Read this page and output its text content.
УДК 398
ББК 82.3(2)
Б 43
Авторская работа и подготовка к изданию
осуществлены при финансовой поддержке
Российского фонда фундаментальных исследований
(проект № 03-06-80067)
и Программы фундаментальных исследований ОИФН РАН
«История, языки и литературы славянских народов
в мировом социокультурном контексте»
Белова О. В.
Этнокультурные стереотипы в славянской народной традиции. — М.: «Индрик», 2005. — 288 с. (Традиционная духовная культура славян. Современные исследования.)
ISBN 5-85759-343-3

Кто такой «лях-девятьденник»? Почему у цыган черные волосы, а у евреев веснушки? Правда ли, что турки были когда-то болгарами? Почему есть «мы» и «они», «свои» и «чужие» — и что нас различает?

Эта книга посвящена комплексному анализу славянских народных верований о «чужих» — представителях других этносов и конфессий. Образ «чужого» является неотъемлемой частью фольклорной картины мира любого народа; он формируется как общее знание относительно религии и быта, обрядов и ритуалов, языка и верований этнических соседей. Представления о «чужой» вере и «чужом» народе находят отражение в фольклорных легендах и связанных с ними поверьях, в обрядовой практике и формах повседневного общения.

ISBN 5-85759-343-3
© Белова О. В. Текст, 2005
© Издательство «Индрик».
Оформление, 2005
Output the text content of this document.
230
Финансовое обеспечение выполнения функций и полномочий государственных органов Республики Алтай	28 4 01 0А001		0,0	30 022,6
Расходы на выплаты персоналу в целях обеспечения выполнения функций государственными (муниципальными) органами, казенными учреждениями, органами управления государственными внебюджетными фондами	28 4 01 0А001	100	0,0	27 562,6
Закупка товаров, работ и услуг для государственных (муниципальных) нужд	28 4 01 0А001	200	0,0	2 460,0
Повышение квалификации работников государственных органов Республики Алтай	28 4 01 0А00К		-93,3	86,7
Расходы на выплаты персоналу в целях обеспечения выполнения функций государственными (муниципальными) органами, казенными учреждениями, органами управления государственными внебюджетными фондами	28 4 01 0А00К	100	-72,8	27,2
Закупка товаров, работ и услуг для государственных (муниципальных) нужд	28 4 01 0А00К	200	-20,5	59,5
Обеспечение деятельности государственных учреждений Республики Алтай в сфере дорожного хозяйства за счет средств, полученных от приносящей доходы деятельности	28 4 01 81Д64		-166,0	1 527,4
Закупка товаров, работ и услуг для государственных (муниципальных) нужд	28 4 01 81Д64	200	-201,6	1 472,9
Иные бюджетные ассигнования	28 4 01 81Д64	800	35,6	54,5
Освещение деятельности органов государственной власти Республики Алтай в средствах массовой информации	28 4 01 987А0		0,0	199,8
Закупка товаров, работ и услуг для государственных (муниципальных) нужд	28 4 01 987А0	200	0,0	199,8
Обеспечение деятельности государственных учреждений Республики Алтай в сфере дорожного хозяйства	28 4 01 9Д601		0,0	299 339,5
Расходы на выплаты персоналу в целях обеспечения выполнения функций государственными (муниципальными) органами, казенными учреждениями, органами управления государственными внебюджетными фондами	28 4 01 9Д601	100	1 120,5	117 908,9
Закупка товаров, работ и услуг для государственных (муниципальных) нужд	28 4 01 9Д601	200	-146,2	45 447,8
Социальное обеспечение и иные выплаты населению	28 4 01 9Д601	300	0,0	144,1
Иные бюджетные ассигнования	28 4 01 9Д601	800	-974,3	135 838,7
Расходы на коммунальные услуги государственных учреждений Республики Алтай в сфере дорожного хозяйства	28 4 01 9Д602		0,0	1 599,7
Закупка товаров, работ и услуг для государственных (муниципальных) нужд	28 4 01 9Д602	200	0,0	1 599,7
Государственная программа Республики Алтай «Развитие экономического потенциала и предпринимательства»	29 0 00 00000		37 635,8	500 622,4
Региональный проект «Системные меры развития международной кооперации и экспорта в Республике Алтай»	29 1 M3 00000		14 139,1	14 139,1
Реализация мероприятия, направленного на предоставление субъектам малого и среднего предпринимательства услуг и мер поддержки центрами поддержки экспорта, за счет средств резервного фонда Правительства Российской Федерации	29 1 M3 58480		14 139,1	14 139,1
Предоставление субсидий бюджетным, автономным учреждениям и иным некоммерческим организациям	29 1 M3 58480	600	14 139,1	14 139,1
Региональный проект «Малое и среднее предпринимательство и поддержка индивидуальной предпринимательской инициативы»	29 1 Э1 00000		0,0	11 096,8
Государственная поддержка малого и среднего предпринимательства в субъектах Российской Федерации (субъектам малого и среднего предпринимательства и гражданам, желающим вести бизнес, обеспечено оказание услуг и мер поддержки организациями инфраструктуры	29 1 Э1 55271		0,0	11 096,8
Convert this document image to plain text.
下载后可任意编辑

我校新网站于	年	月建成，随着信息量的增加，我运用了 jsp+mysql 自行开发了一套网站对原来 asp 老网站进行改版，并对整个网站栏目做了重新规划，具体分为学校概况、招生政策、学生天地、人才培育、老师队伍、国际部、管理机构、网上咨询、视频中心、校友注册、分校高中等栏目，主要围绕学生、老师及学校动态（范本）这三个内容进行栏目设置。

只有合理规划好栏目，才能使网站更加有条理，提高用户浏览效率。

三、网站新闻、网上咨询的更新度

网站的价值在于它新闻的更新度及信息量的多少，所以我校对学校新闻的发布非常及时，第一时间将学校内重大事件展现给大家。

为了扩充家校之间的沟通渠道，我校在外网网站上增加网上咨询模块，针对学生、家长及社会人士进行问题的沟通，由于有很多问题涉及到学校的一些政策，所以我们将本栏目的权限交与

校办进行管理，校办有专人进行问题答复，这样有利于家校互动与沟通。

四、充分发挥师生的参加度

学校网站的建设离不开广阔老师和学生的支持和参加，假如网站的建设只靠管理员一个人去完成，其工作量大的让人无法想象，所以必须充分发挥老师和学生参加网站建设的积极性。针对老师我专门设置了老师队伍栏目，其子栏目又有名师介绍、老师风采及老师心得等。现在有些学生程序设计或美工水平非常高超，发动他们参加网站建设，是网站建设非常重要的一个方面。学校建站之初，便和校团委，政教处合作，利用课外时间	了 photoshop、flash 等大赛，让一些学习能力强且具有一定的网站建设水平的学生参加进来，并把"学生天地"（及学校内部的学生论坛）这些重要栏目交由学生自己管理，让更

----------

» Written request:
Give the complete listing a second time, exactly as it reads.

» In response:
Read this page and output its text content.
УДК 398
ББК 82.3(2)
Б 43
Авторская работа и подготовка к изданию
осуществлены при финансовой поддержке
Российского фонда фундаментальных исследований
(проект № 03-06-80067)
и Программы фундаментальных исследований ОИФН РАН
«История, языки и литературы славянских народов
в мировом социокультурном контексте»
Белова О. В.
Этнокультурные стереотипы в славянской народной традиции. — М.: «Индрик», 2005. — 288 с. (Традиционная духовная культура славян. Современные исследования.)
ISBN 5-85759-343-3

Кто такой «лях-девятьденник»? Почему у цыган черные волосы, а у евреев веснушки? Правда ли, что турки были когда-то болгарами? Почему есть «мы» и «они», «свои» и «чужие» — и что нас различает?

Эта книга посвящена комплексному анализу славянских народных верований о «чужих» — представителях других этносов и конфессий. Образ «чужого» является неотъемлемой частью фольклорной картины мира любого народа; он формируется как общее знание относительно религии и быта, обрядов и ритуалов, языка и верований этнических соседей. Представления о «чужой» вере и «чужом» народе находят отражение в фольклорных легендах и связанных с ними поверьях, в обрядовой практике и формах повседневного общения.

ISBN 5-85759-343-3
© Белова О. В. Текст, 2005
© Издательство «Индрик».
Оформление, 2005
Output the text content of this document.
230
Финансовое обеспечение выполнения функций и полномочий государственных органов Республики Алтай	28 4 01 0А001		0,0	30 022,6
Расходы на выплаты персоналу в целях обеспечения выполнения функций государственными (муниципальными) органами, казенными учреждениями, органами управления государственными внебюджетными фондами	28 4 01 0А001	100	0,0	27 562,6
Закупка товаров, работ и услуг для государственных (муниципальных) нужд	28 4 01 0А001	200	0,0	2 460,0
Повышение квалификации работников государственных органов Республики Алтай	28 4 01 0А00К		-93,3	86,7
Расходы на выплаты персоналу в целях обеспечения выполнения функций государственными (муниципальными) органами, казенными учреждениями, органами управления государственными внебюджетными фондами	28 4 01 0А00К	100	-72,8	27,2
Закупка товаров, работ и услуг для государственных (муниципальных) нужд	28 4 01 0А00К	200	-20,5	59,5
Обеспечение деятельности государственных учреждений Республики Алтай в сфере дорожного хозяйства за счет средств, полученных от приносящей доходы деятельности	28 4 01 81Д64		-166,0	1 527,4
Закупка товаров, работ и услуг для государственных (муниципальных) нужд	28 4 01 81Д64	200	-201,6	1 472,9
Иные бюджетные ассигнования	28 4 01 81Д64	800	35,6	54,5
Освещение деятельности органов государственной власти Республики Алтай в средствах массовой информации	28 4 01 987А0		0,0	199,8
Закупка товаров, работ и услуг для государственных (муниципальных) нужд	28 4 01 987А0	200	0,0	199,8
Обеспечение деятельности государственных учреждений Республики Алтай в сфере дорожного хозяйства	28 4 01 9Д601		0,0	299 339,5
Расходы на выплаты персоналу в целях обеспечения выполнения функций государственными (муниципальными) органами, казенными учреждениями, органами управления государственными внебюджетными фондами	28 4 01 9Д601	100	1 120,5	117 908,9
Закупка товаров, работ и услуг для государственных (муниципальных) нужд	28 4 01 9Д601	200	-146,2	45 447,8
Социальное обеспечение и иные выплаты населению	28 4 01 9Д601	300	0,0	144,1
Иные бюджетные ассигнования	28 4 01 9Д601	800	-974,3	135 838,7
Расходы на коммунальные услуги государственных учреждений Республики Алтай в сфере дорожного хозяйства	28 4 01 9Д602		0,0	1 599,7
Закупка товаров, работ и услуг для государственных (муниципальных) нужд	28 4 01 9Д602	200	0,0	1 599,7
Государственная программа Республики Алтай «Развитие экономического потенциала и предпринимательства»	29 0 00 00000		37 635,8	500 622,4
Региональный проект «Системные меры развития международной кооперации и экспорта в Республике Алтай»	29 1 M3 00000		14 139,1	14 139,1
Реализация мероприятия, направленного на предоставление субъектам малого и среднего предпринимательства услуг и мер поддержки центрами поддержки экспорта, за счет средств резервного фонда Правительства Российской Федерации	29 1 M3 58480		14 139,1	14 139,1
Предоставление субсидий бюджетным, автономным учреждениям и иным некоммерческим организациям	29 1 M3 58480	600	14 139,1	14 139,1
Региональный проект «Малое и среднее предпринимательство и поддержка индивидуальной предпринимательской инициативы»	29 1 Э1 00000		0,0	11 096,8
Государственная поддержка малого и среднего предпринимательства в субъектах Российской Федерации (субъектам малого и среднего предпринимательства и гражданам, желающим вести бизнес, обеспечено оказание услуг и мер поддержки организациями инфраструктуры	29 1 Э1 55271		0,0	11 096,8
Convert this document image to plain text.
下载后可任意编辑

我校新网站于	年	月建成，随着信息量的增加，我运用了 jsp+mysql 自行开发了一套网站对原来 asp 老网站进行改版，并对整个网站栏目做了重新规划，具体分为学校概况、招生政策、学生天地、人才培育、老师队伍、国际部、管理机构、网上咨询、视频中心、校友注册、分校高中等栏目，主要围绕学生、老师及学校动态（范本）这三个内容进行栏目设置。

只有合理规划好栏目，才能使网站更加有条理，提高用户浏览效率。

三、网站新闻、网上咨询的更新度

网站的价值在于它新闻的更新度及信息量的多少，所以我校对学校新闻的发布非常及时，第一时间将学校内重大事件展现给大家。

为了扩充家校之间的沟通渠道，我校在外网网站上增加网上咨询模块，针对学生、家长及社会人士进行问题的沟通，由于有很多问题涉及到学校的一些政策，所以我们将本栏目的权限交与

校办进行管理，校办有专人进行问题答复，这样有利于家校互动与沟通。

四、充分发挥师生的参加度

学校网站的建设离不开广阔老师和学生的支持和参加，假如网站的建设只靠管理员一个人去完成，其工作量大的让人无法想象，所以必须充分发挥老师和学生参加网站建设的积极性。针对老师我专门设置了老师队伍栏目，其子栏目又有名师介绍、老师风采及老师心得等。现在有些学生程序设计或美工水平非常高超，发动他们参加网站建设，是网站建设非常重要的一个方面。学校建站之初，便和校团委，政教处合作，利用课外时间	了 photoshop、flash 等大赛，让一些学习能力强且具有一定的网站建设水平的学生参加进来，并把"学生天地"（及学校内部的学生论坛）这些重要栏目交由学生自己管理，让更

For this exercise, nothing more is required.